Work required ▸ Check each line of the entries below for the string "papier"; copy every line where it appears.

Data records ▸
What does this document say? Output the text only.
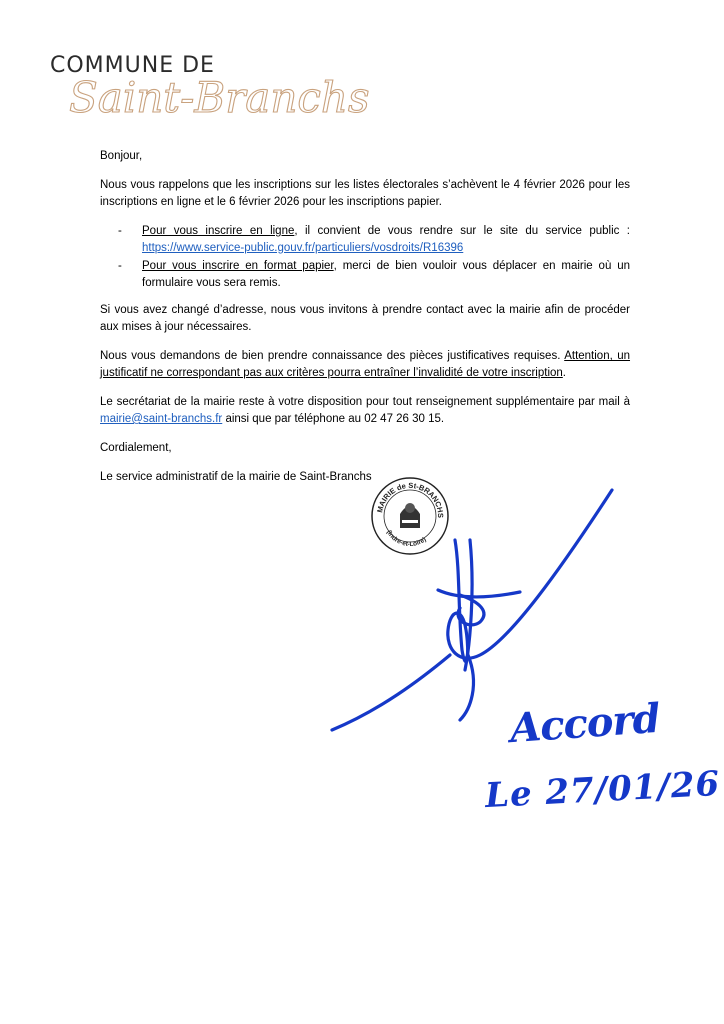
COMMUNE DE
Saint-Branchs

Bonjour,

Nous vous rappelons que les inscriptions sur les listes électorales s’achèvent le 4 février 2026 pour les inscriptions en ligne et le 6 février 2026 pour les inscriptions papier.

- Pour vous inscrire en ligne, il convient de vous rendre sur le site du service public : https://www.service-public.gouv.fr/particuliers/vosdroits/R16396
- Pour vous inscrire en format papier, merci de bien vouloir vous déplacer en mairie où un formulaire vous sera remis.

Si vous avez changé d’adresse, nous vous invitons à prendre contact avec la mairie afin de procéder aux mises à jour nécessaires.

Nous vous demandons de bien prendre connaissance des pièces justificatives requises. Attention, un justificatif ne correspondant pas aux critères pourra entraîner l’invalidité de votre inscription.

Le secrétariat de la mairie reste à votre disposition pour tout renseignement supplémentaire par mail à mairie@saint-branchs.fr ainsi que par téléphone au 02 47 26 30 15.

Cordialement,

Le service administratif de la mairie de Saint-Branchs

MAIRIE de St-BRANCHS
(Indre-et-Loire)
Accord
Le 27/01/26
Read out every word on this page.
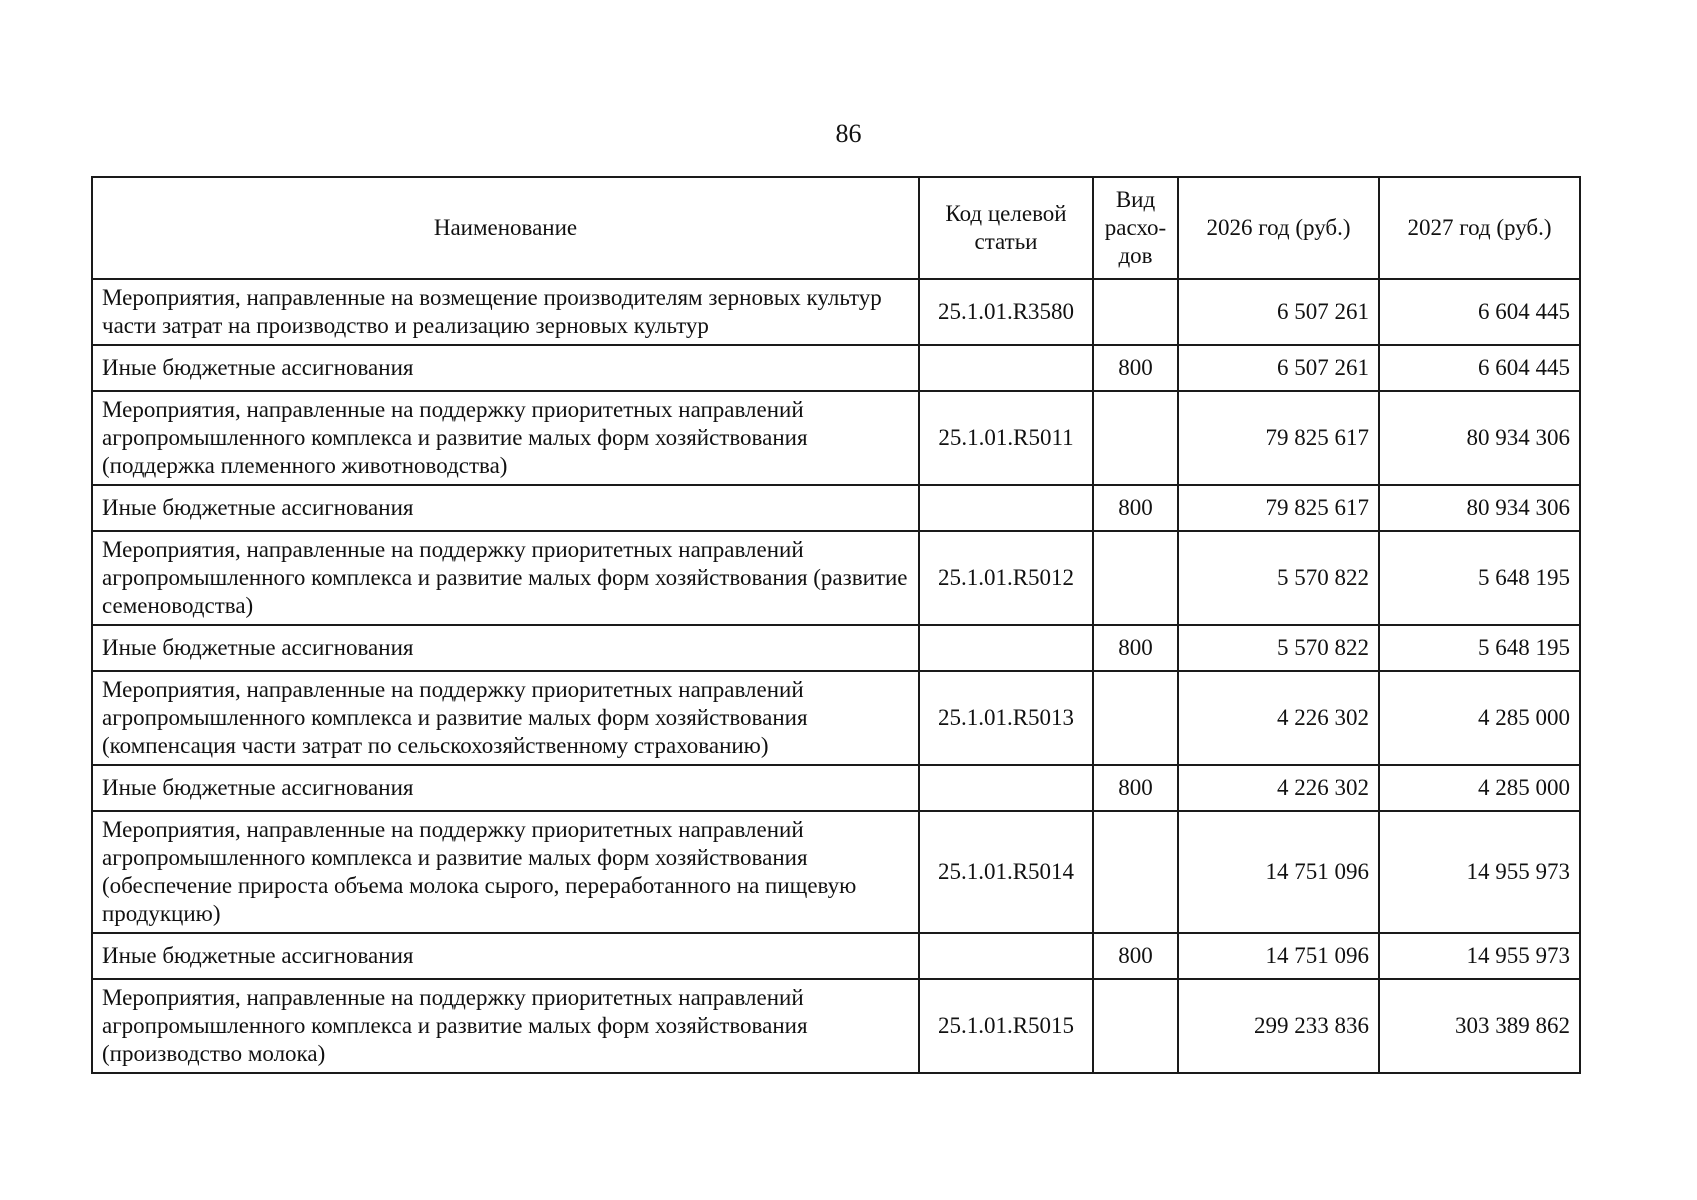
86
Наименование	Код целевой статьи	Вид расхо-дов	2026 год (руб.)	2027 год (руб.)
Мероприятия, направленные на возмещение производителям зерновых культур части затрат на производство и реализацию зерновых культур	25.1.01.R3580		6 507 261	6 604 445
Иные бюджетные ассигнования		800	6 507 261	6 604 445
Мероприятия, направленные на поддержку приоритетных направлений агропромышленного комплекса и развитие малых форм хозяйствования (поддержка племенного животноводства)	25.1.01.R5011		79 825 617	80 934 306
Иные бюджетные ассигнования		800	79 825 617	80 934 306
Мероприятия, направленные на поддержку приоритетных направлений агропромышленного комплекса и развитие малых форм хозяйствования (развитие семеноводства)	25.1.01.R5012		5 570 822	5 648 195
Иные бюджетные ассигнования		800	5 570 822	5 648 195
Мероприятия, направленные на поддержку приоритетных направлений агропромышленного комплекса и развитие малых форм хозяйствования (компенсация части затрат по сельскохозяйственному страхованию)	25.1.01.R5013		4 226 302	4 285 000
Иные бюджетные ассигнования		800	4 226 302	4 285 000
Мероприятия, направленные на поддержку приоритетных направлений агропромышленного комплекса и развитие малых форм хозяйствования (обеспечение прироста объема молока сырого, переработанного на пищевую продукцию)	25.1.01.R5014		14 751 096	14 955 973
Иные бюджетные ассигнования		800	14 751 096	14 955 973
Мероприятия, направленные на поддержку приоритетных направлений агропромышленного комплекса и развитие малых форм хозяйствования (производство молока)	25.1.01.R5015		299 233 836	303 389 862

==

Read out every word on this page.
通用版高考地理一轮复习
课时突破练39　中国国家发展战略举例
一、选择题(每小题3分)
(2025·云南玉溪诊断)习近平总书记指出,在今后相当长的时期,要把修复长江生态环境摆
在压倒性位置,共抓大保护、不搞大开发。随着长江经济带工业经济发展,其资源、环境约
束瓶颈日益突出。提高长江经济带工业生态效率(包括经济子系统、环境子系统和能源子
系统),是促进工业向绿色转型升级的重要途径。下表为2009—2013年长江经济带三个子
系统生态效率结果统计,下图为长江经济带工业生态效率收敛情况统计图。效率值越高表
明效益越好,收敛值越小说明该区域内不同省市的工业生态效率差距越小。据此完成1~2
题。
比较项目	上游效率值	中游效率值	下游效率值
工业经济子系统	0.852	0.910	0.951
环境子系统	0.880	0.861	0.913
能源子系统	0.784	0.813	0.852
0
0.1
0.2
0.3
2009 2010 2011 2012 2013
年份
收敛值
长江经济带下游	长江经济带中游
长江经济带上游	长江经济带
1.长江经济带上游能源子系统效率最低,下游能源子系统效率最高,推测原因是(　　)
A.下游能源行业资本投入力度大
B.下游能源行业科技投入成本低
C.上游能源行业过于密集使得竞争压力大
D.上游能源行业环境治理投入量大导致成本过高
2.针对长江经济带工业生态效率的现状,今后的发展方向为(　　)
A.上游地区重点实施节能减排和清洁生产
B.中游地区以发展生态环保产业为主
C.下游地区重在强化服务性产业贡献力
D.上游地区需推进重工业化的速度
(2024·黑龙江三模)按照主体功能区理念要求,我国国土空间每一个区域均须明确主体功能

Exercise response ▸
Nous vous rappelons que les inscriptions sur les listes électorales s’achèvent le 4 février 2026 pour les inscriptions en ligne et le 6 février 2026 pour les inscriptions papier.
- Pour vous inscrire en format papier, merci de bien vouloir vous déplacer en mairie où un formulaire vous sera remis.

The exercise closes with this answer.